### Short exercise
Filter the entries that follow, copying every line in which the word "Bild" appears.

(Dataset items)
══════════

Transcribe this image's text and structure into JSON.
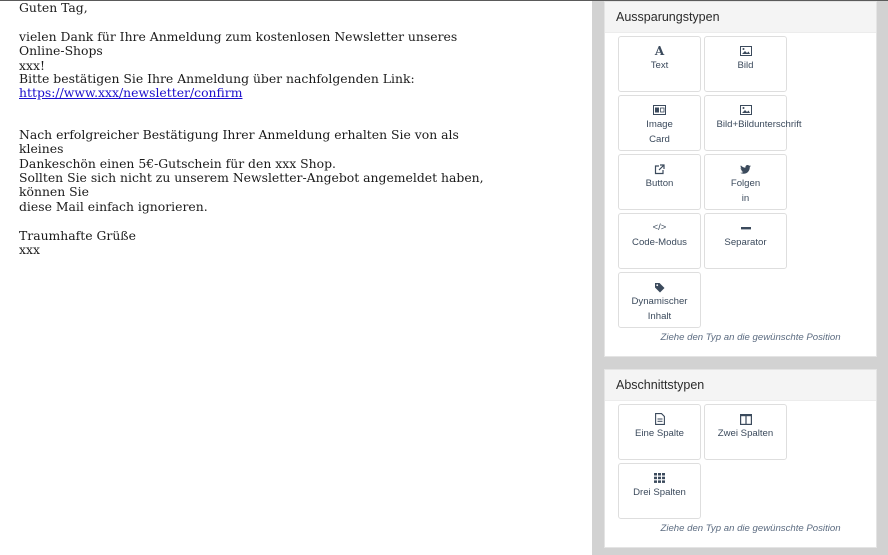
{
  "email": {
    "greeting": "Guten Tag,",
    "para1": "vielen Dank für Ihre Anmeldung zum kostenlosen Newsletter unseres Online-Shops\nxxx!",
    "para2": "Bitte bestätigen Sie Ihre Anmeldung über nachfolgenden Link:",
    "link": "https://www.xxx/newsletter/confirm",
    "para3": "Nach erfolgreicher Bestätigung Ihrer Anmeldung erhalten Sie von als kleines\nDankeschön einen 5€-Gutschein für den xxx Shop.",
    "para4": "Sollten Sie sich nicht zu unserem Newsletter-Angebot angemeldet haben, können Sie\ndiese Mail einfach ignorieren.",
    "closing": "Traumhafte Grüße",
    "signature": "xxx"
  },
  "sidebar": {
    "placeholder_panel": {
      "title": "Aussparungstypen",
      "tiles": [
        {
          "label": "Text",
          "icon": "text-icon"
        },
        {
          "label": "Bild",
          "icon": "image-icon"
        },
        {
          "label": "Image\nCard",
          "icon": "id-card-icon"
        },
        {
          "label": "Bild+Bildunterschrift",
          "icon": "image-caption-icon"
        },
        {
          "label": "Button",
          "icon": "external-link-icon"
        },
        {
          "label": "Folgen\nin\n...",
          "icon": "twitter-icon"
        },
        {
          "label": "Code-Modus",
          "icon": "code-icon"
        },
        {
          "label": "Separator",
          "icon": "minus-icon"
        },
        {
          "label": "Dynamischer\nInhalt",
          "icon": "tag-icon"
        }
      ],
      "hint": "Ziehe den Typ an die gewünschte Position"
    },
    "section_panel": {
      "title": "Abschnittstypen",
      "tiles": [
        {
          "label": "Eine Spalte",
          "icon": "file-icon"
        },
        {
          "label": "Zwei Spalten",
          "icon": "columns-icon"
        },
        {
          "label": "Drei Spalten",
          "icon": "grid-icon"
        }
      ],
      "hint": "Ziehe den Typ an die gewünschte Position"
    }
  }
}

══════════

### Response for this exercise
          "label": "Bild",
          "label": "Bild+Bildunterschrift",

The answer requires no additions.